PROMPT A —
Copy the section of the comment thread between "And which country" and "good Zionist fare.", inclusive.
PROMPT B —
Continue the comment thread about Israel and media coverage from where it stops.

TEXT EXCERPT —
*** Begin section ***

      Blacks had it way worse in America than Jews ever did, but blacks don’t obsess and scare their children into believing that slavery or even Jim Crow could come back any minute.

      The majority of the Jewish community wants to use its extraordinary clout to push the US into carrying out or okaying an Israeli attack on Iran, which everybody knows will send the staggering world economy into a tailspin, nevermind the punishment of the Iranian civilians.

      All this because of a theoretical future threat.

      If they get their way, there will likely be the massive overly broad backlash against Jews that is overly-feared now.

      As I wrote a couple days ago, I think persecution and superiority complexes are built into traditional Jewish culture, and they both have a certain lasting appeal.

      The “Jewish community” has a way of re-enforcing these complexes, and the community needs to be threatened at all times to continue intact. When no fatally dangerous foes exist, they must be created, even if subconsciously.

      And when the status quo is exceptionalism, justice can start to resemble persecution. Especially when the media has a certain slant to it.

    • Chaos4700 says:

      Nazi Germany redux…?

      And which country is “taking land to the East” to make room for their “chosen?” Which country routinely bombs ethnic ghettos? Starves an occupied population while the elites enjoy excess (five times as much water for each Israeli versus each Palestinian)?

      Israel is a safe haven? Only if you’re Jewish.

  3. Larry says:

    Since you mention it, NPR = National Puerile Radio as far as I am concerned. The great protector of the status quo as well as everything Israeli. I never listened to the worthless NPR in New York until I spent 2008-09 in Berlin, Germany and found only two radio stations broadcasting in English. Listening to NPR and the cowardly BBC during the murderous Israeli assault on Gaza, I disgusted me how they protected Israel – both pretending that this horrific assault was a war between equals. NR is good Zionist fare.

*** End section ***

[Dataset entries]
*** Begin section ***

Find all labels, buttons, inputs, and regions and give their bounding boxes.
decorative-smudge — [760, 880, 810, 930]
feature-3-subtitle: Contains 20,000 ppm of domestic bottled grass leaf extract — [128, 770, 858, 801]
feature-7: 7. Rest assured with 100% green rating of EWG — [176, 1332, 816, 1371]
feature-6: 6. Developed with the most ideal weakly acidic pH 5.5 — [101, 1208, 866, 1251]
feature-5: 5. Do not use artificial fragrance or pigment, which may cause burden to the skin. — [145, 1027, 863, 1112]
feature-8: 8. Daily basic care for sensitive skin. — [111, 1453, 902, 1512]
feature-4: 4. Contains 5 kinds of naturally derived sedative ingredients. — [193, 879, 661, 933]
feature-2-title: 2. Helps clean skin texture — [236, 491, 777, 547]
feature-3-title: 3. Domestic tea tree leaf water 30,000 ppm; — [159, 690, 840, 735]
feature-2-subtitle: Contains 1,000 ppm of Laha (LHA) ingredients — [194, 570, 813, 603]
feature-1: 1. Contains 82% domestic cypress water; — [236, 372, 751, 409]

*** End section ***

RESPONSE A —
And which country is “taking land to the East” to make room for their “chosen?” Which country routinely bombs ethnic ghettos? Starves an occupied population while the elites enjoy excess (five times as much water for each Israeli versus each Palestinian)?

      Israel is a safe haven? Only if you’re Jewish.

  3. Larry says:

    Since you mention it, NPR = National Puerile Radio as far as I am concerned. The great protector of the status quo as well as everything Israeli. I never listened to the worthless NPR in New York until I spent 2008-09 in Berlin, Germany and found only two radio stations broadcasting in English. Listening to NPR and the cowardly BBC during the murderous Israeli assault on Gaza, I disgusted me how they protected Israel – both pretending that this horrific assault was a war between equals. NR is good Zionist fare.

RESPONSE B —
    • And Neal Shapiro, who canceled Ashley Banfield and Phil Donahue, and who kept the already signed Jesse Ventura off MSNBC and every other network, because of their Iraq war doubts, is now in charge of PBS.

    • Chaos4700 says:

      NPR has gotten weak-kneed since the Bush adminstration nearly defunded them completely, and then stacked their management with pro-Republican hacks (which of course, Obama has kept).

      Of course they were always a shill for Israel.

      My local state’s public radio network is much much better, albeit mostly because they stay away from the topic as much as possibly (with the exception of one rather outstanding inter-cultural program). Which in my mind, is better than having two Israelis “debate” each other about Israel’s policies, or having a host gush sympathetically with racial purity vigilantes.

  4. pabelmont says:

    Let’s look at Siegel’s statement. He is saying that “the American Jewish community” are such “supporters of Israel” that they could give Netanyahu the political capital he would need not to “give in” to an American president (on a simple matter of international law, on which the world is unanimous).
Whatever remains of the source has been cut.